## Extract
<<<<

Expression and Characterization of a Minimal Hepatitis C Virus Glycoprotein E2 Core Domain That Retains CD81 Binding

Abstract

The hepatitis C virus glycoprotein E2 receptor-binding domain is encompassed by amino acids 384 to 661 (E2₆₆₁) and contains two hypervariable sequences, HVR1 and HVR2. E2 sequence comparisons revealed a third variable region, located between residues 570 and 580, that varies widely between genotypes, designated here as igVR, the intergenotypic variable region. A secreted E2₆₆₁ glycoprotein with simultaneous deletions of the three variable sequences retained its ability to bind CD81 and conformation-dependent monoclonal antibodies (MAbs) and displayed enhanced binding to a neutralizing MAb directed to E2 immunogenic domain B. Our data provide insights into the E2 structure by suggesting that the three variable regions reside outside a conserved E2 core.

Hepatitis C virus (HCV) is a member of the Flaviviridae family and is classified into six major genotypes and numerous subtypes that differ in nucleotide sequence by up to 35% and 25%, respectively (37). The virus encodes two envelope glycoproteins, E1 (polyprotein residues 191 to 383 [H77c numbering is used throughout this study]) and E2 (residues 384 to 746) that function in viral entry as noncovalently associated heterodimers (1) (Fig. 1A). Glycoprotein E2 attaches the virus to host cell receptors that include the tetraspanin CD81 (33), claudin-1 (14), and the high-density lipoprotein receptor scavenger receptor, class B type I (SR-B1) (35), while E1 contains an internal fusion peptide-like sequence and membrane-proximal heptad repeat, both containing residues essential for viral entry function (9, 16).

FIG. 1.

(A) Schematic representation of the N-terminal portion of the HCV polyprotein showing E1 in dark gray and E2 in cyan. The locations of putative N-linked glycosylation sites in H77c are shown (). Variable regions present within E2 are shown in red and proximal conserved cysteine residues in yellow. The locations of three discontinuous CD81 binding regions are shown in blue, and the hatched regions represent transmembrane domains of E1 and E2. The E2 RBD, residues 384 to 661, is indicated by a line. The numbering is according to the prototype 1a strain H77c. (B) Intergenotypic alignment of the HCV E2 variable regions HVR1, HVR2, and igVR. Representative isolates from each genotype of HCV were aligned using ClustalX. Symbols show conserved (*), semiconserved (:), and weakly conserved (.) residues. The percentage of identity is shown above each alignment, and conserved glycosylation sites are indicated (). (C) Intragenotypic alignment of the igVR region. Sequences were aligned using MULTALIGN (4a), and the consensus sequence is shown. The length of the igVR and the percentage of identity are shown above each alignment. Symbols show N, D, Q, or E at conserved positions (#) and F/Y conserved positions (%). Uppercase letters indicate >90% identity, and lowercase letters 50% to 90% identity. A space shows a <50%-conserved residue or an insertion/deletion.

>>>>

## Task requirements
**1)** In the hepatitis C text, what name is given to the third variable region between residues 570 and 580?
**2)** Copy the hepatitis C text word for word from "Expression and Characterization" to "conserved E2 core.".
The rows that come next are separate material, unrelated to the hepatitis C text.

## Record extracts
<<<<

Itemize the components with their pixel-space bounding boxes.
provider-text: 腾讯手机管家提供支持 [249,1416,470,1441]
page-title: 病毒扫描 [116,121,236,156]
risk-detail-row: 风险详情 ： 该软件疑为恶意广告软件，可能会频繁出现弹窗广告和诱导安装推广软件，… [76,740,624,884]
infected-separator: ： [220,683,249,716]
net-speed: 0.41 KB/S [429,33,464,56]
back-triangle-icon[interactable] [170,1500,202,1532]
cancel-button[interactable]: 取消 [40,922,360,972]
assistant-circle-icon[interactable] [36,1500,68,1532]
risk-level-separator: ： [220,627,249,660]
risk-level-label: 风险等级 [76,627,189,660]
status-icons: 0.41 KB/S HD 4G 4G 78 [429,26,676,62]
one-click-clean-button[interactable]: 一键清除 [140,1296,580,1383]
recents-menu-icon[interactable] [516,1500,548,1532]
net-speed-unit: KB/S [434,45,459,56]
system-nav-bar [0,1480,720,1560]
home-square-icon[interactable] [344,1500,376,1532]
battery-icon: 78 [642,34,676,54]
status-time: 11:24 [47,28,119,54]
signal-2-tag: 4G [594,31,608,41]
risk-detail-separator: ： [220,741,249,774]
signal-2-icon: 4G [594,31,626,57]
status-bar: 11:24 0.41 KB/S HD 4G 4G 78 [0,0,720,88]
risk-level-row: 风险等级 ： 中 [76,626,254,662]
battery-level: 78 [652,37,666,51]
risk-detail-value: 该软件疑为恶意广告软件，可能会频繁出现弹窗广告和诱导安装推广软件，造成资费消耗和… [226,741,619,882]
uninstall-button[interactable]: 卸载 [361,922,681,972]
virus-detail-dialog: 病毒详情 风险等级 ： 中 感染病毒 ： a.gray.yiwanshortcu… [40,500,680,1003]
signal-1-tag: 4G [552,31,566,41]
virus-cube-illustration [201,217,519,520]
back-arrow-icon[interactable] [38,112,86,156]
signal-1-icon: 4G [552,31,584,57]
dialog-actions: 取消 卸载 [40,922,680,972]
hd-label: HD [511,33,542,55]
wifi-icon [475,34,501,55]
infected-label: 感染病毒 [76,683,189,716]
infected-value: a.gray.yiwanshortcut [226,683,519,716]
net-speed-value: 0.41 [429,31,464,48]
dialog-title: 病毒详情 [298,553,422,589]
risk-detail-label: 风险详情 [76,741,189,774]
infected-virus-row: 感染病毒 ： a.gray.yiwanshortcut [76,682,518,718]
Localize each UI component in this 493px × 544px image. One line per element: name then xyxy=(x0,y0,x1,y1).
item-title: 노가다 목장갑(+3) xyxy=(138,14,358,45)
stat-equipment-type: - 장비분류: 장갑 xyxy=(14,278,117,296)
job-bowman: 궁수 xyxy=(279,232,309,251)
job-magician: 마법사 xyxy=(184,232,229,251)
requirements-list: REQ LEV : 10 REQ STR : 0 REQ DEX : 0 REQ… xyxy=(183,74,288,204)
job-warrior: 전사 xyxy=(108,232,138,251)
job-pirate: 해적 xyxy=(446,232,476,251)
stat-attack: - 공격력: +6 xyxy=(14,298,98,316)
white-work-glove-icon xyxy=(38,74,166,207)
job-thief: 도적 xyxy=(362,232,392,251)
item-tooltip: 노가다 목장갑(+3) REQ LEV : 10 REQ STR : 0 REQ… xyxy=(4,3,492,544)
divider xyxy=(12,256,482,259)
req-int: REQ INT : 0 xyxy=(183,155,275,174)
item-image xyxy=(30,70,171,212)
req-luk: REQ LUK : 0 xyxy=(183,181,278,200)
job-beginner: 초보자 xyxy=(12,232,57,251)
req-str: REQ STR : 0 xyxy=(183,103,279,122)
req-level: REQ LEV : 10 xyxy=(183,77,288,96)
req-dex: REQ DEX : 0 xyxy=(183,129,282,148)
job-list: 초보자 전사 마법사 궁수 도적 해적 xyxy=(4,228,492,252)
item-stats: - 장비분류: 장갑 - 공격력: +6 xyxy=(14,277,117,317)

>>>>

## Answers in order
**1)** It is called igVR, the intergenotypic variable region.

**2)**
Expression and Characterization of a Minimal Hepatitis C Virus Glycoprotein E2 Core Domain That Retains CD81 Binding

Abstract

The hepatitis C virus glycoprotein E2 receptor-binding domain is encompassed by amino acids 384 to 661 (E2₆₆₁) and contains two hypervariable sequences, HVR1 and HVR2. E2 sequence comparisons revealed a third variable region, located between residues 570 and 580, that varies widely between genotypes, designated here as igVR, the intergenotypic variable region. A secreted E2₆₆₁ glycoprotein with simultaneous deletions of the three variable sequences retained its ability to bind CD81 and conformation-dependent monoclonal antibodies (MAbs) and displayed enhanced binding to a neutralizing MAb directed to E2 immunogenic domain B. Our data provide insights into the E2 structure by suggesting that the three variable regions reside outside a conserved E2 core.